## [GIVEN TASK]
Put the part of the rows that opens with the line containing "business-name[interactable]: The Florida" and closes with the line containing "website-label: WEBSITE <box>263 480", both of those lines included, into a numbered list, omitting blank lines.

## [DATA EXCERPTS]
****************

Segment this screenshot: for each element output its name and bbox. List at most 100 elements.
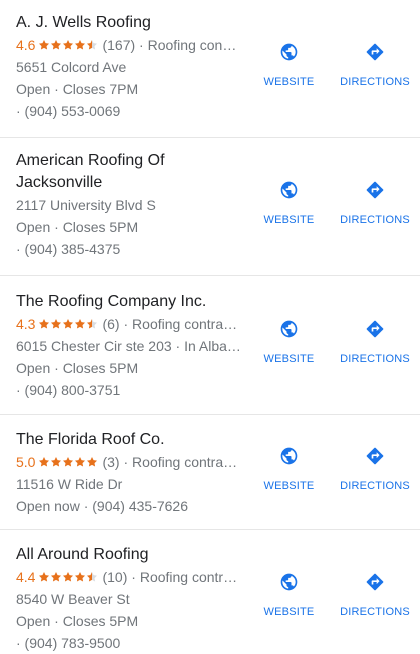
business-name[interactable]: The Florida Roof Co. <box>16 429 248 451</box>
business-name[interactable]: A. J. Wells Roofing <box>16 12 248 34</box>
address: 11516 W Ride Dr <box>16 476 123 492</box>
phone[interactable]: · (904) 800-3751 <box>16 379 248 401</box>
rating-row: 5.0 (3) · Roofing contra… <box>16 451 248 473</box>
directions-icon <box>366 573 384 591</box>
website-label: WEBSITE <box>263 480 315 492</box>
directions-label: DIRECTIONS <box>340 606 410 618</box>
star-icon <box>38 571 50 583</box>
star-icon <box>38 318 50 330</box>
review-count: (167) <box>102 37 136 53</box>
listing-card[interactable]: The Roofing Company Inc. 4.3 (6) · Roofi… <box>0 276 420 415</box>
star-icon <box>62 456 74 468</box>
star-icon <box>74 456 86 468</box>
directions-label: DIRECTIONS <box>340 480 410 492</box>
phone[interactable]: · (904) 783-9500 <box>16 632 248 654</box>
website-button[interactable]: WEBSITE <box>244 446 334 492</box>
category: Roofing contra… <box>132 316 238 332</box>
business-name[interactable]: The Roofing Company Inc. <box>16 291 248 313</box>
phone[interactable]: · (904) 553-0069 <box>16 100 248 122</box>
website-label: WEBSITE <box>263 606 315 618</box>
website-label: WEBSITE <box>263 76 315 88</box>
address: 8540 W Beaver St <box>16 591 130 607</box>
phone[interactable]: · (904) 385-4375 <box>16 238 248 260</box>
directions-icon <box>366 320 384 338</box>
hours: Open · Closes 5PM <box>16 360 139 376</box>
review-count: (10) <box>102 569 128 585</box>
listing-info: A. J. Wells Roofing 4.6 (167) · Roofing … <box>16 12 248 122</box>
directions-icon <box>366 181 384 199</box>
hours: Open · Closes 7PM <box>16 81 139 97</box>
globe-icon <box>280 447 298 465</box>
star-icon <box>62 318 74 330</box>
website-button[interactable]: WEBSITE <box>244 180 334 226</box>
star-icon <box>38 456 50 468</box>
directions-label: DIRECTIONS <box>340 76 410 88</box>
listing-card[interactable]: All Around Roofing 4.4 (10) · Roofing co… <box>0 530 420 653</box>
star-icon <box>50 571 62 583</box>
rating-row: 4.3 (6) · Roofing contra… <box>16 313 248 335</box>
directions-button[interactable]: DIRECTIONS <box>330 42 420 88</box>
star-icon <box>50 39 62 51</box>
website-label: WEBSITE <box>263 214 315 226</box>
star-rating <box>38 39 98 51</box>
hours-and-phone[interactable]: Open now · (904) 435-7626 <box>16 495 248 517</box>
directions-button[interactable]: DIRECTIONS <box>330 319 420 365</box>
star-icon <box>74 318 86 330</box>
star-icon <box>86 571 98 583</box>
directions-button[interactable]: DIRECTIONS <box>330 446 420 492</box>
star-icon <box>62 39 74 51</box>
listing-card[interactable]: The Florida Roof Co. 5.0 (3) · Roofing c… <box>0 415 420 530</box>
star-rating <box>38 318 98 330</box>
directions-icon <box>366 447 384 465</box>
rating-row: 4.6 (167) · Roofing con… <box>16 34 248 56</box>
directions-button[interactable]: DIRECTIONS <box>330 572 420 618</box>
website-button[interactable]: WEBSITE <box>244 42 334 88</box>
address: 2117 University Blvd S <box>16 197 156 213</box>
directions-button[interactable]: DIRECTIONS <box>330 180 420 226</box>
rating-value: 4.4 <box>16 569 36 585</box>
star-rating <box>38 571 98 583</box>
results-list: A. J. Wells Roofing 4.6 (167) · Roofing … <box>0 0 420 653</box>
category: Roofing con… <box>147 37 237 53</box>
address: 6015 Chester Cir ste 203 · In Alban… <box>16 338 248 354</box>
star-icon <box>38 39 50 51</box>
listing-info: The Florida Roof Co. 5.0 (3) · Roofing c… <box>16 429 248 517</box>
star-icon <box>86 456 98 468</box>
star-icon <box>86 318 98 330</box>
website-label: WEBSITE <box>263 353 315 365</box>
listing-card[interactable]: A. J. Wells Roofing 4.6 (167) · Roofing … <box>0 0 420 138</box>
review-count: (6) <box>102 316 120 332</box>
star-icon <box>50 456 62 468</box>
review-count: (3) <box>102 454 120 470</box>
business-name[interactable]: American Roofing Of Jacksonville <box>16 150 186 194</box>
website-button[interactable]: WEBSITE <box>244 572 334 618</box>
globe-icon <box>280 320 298 338</box>
listing-card[interactable]: American Roofing Of Jacksonville 2117 Un… <box>0 138 420 276</box>
star-icon <box>74 571 86 583</box>
listing-info: All Around Roofing 4.4 (10) · Roofing co… <box>16 544 248 654</box>
star-icon <box>86 39 98 51</box>
listing-info: The Roofing Company Inc. 4.3 (6) · Roofi… <box>16 291 248 401</box>
category: Roofing contra… <box>132 454 238 470</box>
website-button[interactable]: WEBSITE <box>244 319 334 365</box>
hours: Open · Closes 5PM <box>16 219 139 235</box>
star-icon <box>50 318 62 330</box>
rating-row: 4.4 (10) · Roofing contr… <box>16 566 248 588</box>
address: 5651 Colcord Ave <box>16 59 127 75</box>
globe-icon <box>280 43 298 61</box>
rating-value: 4.3 <box>16 316 36 332</box>
listing-info: American Roofing Of Jacksonville 2117 Un… <box>16 150 248 260</box>
hours: Open · Closes 5PM <box>16 613 139 629</box>
business-name[interactable]: All Around Roofing <box>16 544 248 566</box>
globe-icon <box>280 181 298 199</box>
directions-label: DIRECTIONS <box>340 214 410 226</box>
globe-icon <box>280 573 298 591</box>
rating-value: 4.6 <box>16 37 36 53</box>
star-rating <box>38 456 98 468</box>
rating-value: 5.0 <box>16 454 36 470</box>
directions-label: DIRECTIONS <box>340 353 410 365</box>
star-icon <box>74 39 86 51</box>
star-icon <box>62 571 74 583</box>
category: Roofing contr… <box>139 569 238 585</box>
directions-icon <box>366 43 384 61</box>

****************

## [SOLVED EXERCISE]
1. business-name[interactable]: The Florida Roof Co. <box>16 429 248 451</box>
2. business-name[interactable]: A. J. Wells Roofing <box>16 12 248 34</box>
3. address: 11516 W Ride Dr <box>16 476 123 492</box>
4. phone[interactable]: · (904) 800-3751 <box>16 379 248 401</box>
5. rating-row: 5.0 (3) · Roofing contra… <box>16 451 248 473</box>
6. directions-icon <box>366 573 384 591</box>
7. website-label: WEBSITE <box>263 480 315 492</box>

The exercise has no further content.